- Your objective:
Provide the number of lines containing the word "this", and nothing else.

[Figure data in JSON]
----

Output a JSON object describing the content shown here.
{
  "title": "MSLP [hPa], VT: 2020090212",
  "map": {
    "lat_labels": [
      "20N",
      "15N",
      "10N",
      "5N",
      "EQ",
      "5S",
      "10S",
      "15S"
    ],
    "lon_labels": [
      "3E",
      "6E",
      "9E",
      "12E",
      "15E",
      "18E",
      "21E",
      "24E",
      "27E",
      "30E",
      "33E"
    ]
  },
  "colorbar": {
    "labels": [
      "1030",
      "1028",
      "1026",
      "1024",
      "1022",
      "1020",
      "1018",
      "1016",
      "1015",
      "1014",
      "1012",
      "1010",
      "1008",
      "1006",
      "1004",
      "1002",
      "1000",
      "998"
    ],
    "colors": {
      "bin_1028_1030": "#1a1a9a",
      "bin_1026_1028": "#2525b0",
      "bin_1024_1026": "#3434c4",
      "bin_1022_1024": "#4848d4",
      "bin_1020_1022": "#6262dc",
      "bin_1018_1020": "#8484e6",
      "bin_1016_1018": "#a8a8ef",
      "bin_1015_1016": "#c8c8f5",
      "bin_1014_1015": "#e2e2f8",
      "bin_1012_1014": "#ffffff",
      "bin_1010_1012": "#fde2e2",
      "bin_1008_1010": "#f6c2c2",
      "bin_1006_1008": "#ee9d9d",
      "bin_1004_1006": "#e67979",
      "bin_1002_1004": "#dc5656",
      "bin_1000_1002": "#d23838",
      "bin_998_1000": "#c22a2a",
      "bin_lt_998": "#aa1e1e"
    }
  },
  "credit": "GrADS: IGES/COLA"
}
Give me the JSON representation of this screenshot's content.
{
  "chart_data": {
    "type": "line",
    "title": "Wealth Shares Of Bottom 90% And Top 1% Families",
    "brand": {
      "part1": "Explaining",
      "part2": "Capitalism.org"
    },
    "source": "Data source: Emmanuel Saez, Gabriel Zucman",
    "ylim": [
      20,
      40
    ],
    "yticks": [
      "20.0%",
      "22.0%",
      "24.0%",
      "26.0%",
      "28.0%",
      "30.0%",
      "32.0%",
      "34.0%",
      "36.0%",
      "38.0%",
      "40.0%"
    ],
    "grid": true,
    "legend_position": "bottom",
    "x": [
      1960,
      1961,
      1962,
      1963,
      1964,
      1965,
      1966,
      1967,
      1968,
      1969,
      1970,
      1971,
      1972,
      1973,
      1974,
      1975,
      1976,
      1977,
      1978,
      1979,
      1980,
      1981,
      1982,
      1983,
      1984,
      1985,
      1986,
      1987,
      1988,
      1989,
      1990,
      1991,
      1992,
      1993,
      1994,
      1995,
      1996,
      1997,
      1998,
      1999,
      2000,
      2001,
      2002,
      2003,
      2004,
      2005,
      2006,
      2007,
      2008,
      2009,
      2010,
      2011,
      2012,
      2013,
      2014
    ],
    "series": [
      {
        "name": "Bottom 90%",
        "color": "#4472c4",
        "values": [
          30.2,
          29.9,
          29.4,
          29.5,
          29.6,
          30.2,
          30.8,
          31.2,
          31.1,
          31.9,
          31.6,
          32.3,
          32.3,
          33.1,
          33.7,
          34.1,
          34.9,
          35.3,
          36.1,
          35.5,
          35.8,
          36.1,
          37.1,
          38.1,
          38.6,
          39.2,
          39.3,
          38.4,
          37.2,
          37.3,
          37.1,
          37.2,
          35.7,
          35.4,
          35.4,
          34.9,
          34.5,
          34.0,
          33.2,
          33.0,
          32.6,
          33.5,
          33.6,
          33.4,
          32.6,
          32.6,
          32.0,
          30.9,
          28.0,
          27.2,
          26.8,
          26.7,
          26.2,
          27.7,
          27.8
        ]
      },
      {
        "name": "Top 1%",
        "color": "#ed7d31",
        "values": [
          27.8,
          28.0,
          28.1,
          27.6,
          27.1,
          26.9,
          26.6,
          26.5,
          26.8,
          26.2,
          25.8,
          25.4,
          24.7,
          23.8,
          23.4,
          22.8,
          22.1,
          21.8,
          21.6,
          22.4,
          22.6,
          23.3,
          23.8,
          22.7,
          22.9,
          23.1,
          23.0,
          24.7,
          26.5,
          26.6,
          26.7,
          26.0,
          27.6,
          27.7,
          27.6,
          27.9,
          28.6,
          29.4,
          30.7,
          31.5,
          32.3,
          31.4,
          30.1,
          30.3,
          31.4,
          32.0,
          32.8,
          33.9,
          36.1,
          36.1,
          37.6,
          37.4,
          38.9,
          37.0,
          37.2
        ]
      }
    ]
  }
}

----

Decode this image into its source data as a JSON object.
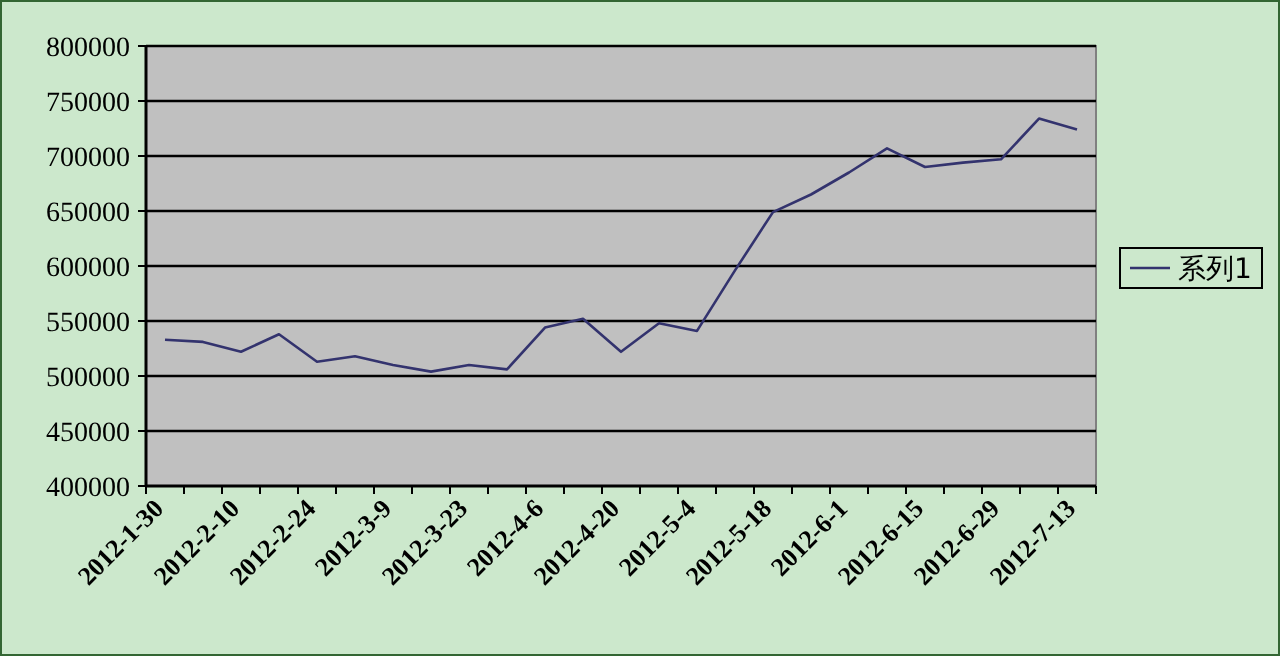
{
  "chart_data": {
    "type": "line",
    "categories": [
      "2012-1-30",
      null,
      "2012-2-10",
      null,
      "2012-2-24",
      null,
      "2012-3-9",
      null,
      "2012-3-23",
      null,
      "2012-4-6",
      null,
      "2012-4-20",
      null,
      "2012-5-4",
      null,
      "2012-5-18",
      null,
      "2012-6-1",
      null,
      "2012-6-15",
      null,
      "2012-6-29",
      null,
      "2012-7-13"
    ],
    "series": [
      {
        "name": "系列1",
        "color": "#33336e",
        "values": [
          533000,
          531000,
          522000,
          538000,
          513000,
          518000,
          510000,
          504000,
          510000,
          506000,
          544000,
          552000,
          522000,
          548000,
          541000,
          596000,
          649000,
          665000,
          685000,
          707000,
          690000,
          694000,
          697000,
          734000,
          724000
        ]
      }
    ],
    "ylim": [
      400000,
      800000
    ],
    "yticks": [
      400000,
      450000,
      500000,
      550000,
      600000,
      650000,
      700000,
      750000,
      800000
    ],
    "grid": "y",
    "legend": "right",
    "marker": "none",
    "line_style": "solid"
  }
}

----

- Finished answer:
2